Repeat every record below exactly as it appears.

(Some records)
· · · ·
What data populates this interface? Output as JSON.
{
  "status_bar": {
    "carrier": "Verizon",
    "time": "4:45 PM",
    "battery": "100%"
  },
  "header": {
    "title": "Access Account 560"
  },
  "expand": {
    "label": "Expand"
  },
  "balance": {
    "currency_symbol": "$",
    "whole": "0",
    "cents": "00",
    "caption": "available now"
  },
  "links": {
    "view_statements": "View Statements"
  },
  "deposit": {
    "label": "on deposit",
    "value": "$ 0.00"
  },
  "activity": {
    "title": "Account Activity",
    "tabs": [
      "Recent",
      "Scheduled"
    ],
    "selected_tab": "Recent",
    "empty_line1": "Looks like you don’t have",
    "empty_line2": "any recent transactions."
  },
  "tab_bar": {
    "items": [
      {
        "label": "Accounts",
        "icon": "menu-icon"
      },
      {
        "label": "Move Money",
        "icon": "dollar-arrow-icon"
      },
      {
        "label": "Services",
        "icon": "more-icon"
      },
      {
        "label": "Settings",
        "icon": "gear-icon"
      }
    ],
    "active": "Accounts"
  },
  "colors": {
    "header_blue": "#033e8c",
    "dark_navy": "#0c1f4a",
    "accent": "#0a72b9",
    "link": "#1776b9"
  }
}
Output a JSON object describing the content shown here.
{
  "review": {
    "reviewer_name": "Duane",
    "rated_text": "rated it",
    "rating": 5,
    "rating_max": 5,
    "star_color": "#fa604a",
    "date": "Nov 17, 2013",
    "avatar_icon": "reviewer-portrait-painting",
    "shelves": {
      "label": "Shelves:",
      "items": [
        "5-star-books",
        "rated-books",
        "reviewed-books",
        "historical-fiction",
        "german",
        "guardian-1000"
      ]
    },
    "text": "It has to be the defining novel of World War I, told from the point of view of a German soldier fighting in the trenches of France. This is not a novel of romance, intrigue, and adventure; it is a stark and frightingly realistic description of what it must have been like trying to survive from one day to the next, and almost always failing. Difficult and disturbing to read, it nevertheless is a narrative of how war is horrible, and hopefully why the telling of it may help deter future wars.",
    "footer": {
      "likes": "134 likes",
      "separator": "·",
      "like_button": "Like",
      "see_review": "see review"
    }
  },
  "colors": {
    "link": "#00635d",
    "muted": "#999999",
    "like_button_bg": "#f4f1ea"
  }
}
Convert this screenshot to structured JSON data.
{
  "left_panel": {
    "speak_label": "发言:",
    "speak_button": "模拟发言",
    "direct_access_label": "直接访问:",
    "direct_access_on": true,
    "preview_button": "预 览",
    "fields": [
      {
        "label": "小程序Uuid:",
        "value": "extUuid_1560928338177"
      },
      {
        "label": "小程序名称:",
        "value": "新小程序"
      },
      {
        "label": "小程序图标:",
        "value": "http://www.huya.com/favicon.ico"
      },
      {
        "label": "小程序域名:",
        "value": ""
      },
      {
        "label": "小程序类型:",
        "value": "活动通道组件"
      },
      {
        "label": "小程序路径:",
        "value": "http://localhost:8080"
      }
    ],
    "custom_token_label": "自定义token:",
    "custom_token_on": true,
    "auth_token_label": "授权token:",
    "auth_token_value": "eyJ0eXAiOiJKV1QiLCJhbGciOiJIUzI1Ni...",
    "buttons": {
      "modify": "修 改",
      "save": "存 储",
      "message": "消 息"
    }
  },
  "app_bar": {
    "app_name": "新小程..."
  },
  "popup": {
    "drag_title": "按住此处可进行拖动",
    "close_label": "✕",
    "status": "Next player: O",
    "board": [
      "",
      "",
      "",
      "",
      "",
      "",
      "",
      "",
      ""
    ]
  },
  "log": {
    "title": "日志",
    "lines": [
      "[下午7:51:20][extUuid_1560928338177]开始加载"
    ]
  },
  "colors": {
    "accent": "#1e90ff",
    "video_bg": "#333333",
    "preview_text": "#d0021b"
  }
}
· · · ·
- _Written response_:
What data populates this interface? Output as JSON.
{
  "status_bar": {
    "carrier": "Verizon",
    "time": "4:45 PM",
    "battery": "100%"
  },
  "header": {
    "title": "Access Account 560"
  },
  "expand": {
    "label": "Expand"
  },
  "balance": {
    "currency_symbol": "$",
    "whole": "0",
    "cents": "00",
    "caption": "available now"
  },
  "links": {
    "view_statements": "View Statements"
  },
  "deposit": {
    "label": "on deposit",
    "value": "$ 0.00"
  },
  "activity": {
    "title": "Account Activity",
    "tabs": [
      "Recent",
      "Scheduled"
    ],
    "selected_tab": "Recent",
    "empty_line1": "Looks like you don’t have",
    "empty_line2": "any recent transactions."
  },
  "tab_bar": {
    "items": [
      {
        "label": "Accounts",
        "icon": "menu-icon"
      },
      {
        "label": "Move Money",
        "icon": "dollar-arrow-icon"
      },
      {
        "label": "Services",
        "icon": "more-icon"
      },
      {
        "label": "Settings",
        "icon": "gear-icon"
      }
    ],
    "active": "Accounts"
  },
  "colors": {
    "header_blue": "#033e8c",
    "dark_navy": "#0c1f4a",
    "accent": "#0a72b9",
    "link": "#1776b9"
  }
}
Output a JSON object describing the content shown here.
{
  "review": {
    "reviewer_name": "Duane",
    "rated_text": "rated it",
    "rating": 5,
    "rating_max": 5,
    "star_color": "#fa604a",
    "date": "Nov 17, 2013",
    "avatar_icon": "reviewer-portrait-painting",
    "shelves": {
      "label": "Shelves:",
      "items": [
        "5-star-books",
        "rated-books",
        "reviewed-books",
        "historical-fiction",
        "german",
        "guardian-1000"
      ]
    },
    "text": "It has to be the defining novel of World War I, told from the point of view of a German soldier fighting in the trenches of France. This is not a novel of romance, intrigue, and adventure; it is a stark and frightingly realistic description of what it must have been like trying to survive from one day to the next, and almost always failing. Difficult and disturbing to read, it nevertheless is a narrative of how war is horrible, and hopefully why the telling of it may help deter future wars.",
    "footer": {
      "likes": "134 likes",
      "separator": "·",
      "like_button": "Like",
      "see_review": "see review"
    }
  },
  "colors": {
    "link": "#00635d",
    "muted": "#999999",
    "like_button_bg": "#f4f1ea"
  }
}
Convert this screenshot to structured JSON data.
{
  "left_panel": {
    "speak_label": "发言:",
    "speak_button": "模拟发言",
    "direct_access_label": "直接访问:",
    "direct_access_on": true,
    "preview_button": "预 览",
    "fields": [
      {
        "label": "小程序Uuid:",
        "value": "extUuid_1560928338177"
      },
      {
        "label": "小程序名称:",
        "value": "新小程序"
      },
      {
        "label": "小程序图标:",
        "value": "http://www.huya.com/favicon.ico"
      },
      {
        "label": "小程序域名:",
        "value": ""
      },
      {
        "label": "小程序类型:",
        "value": "活动通道组件"
      },
      {
        "label": "小程序路径:",
        "value": "http://localhost:8080"
      }
    ],
    "custom_token_label": "自定义token:",
    "custom_token_on": true,
    "auth_token_label": "授权token:",
    "auth_token_value": "eyJ0eXAiOiJKV1QiLCJhbGciOiJIUzI1Ni...",
    "buttons": {
      "modify": "修 改",
      "save": "存 储",
      "message": "消 息"
    }
  },
  "app_bar": {
    "app_name": "新小程..."
  },
  "popup": {
    "drag_title": "按住此处可进行拖动",
    "close_label": "✕",
    "status": "Next player: O",
    "board": [
      "",
      "",
      "",
      "",
      "",
      "",
      "",
      "",
      ""
    ]
  },
  "log": {
    "title": "日志",
    "lines": [
      "[下午7:51:20][extUuid_1560928338177]开始加载"
    ]
  },
  "colors": {
    "accent": "#1e90ff",
    "video_bg": "#333333",
    "preview_text": "#d0021b"
  }
}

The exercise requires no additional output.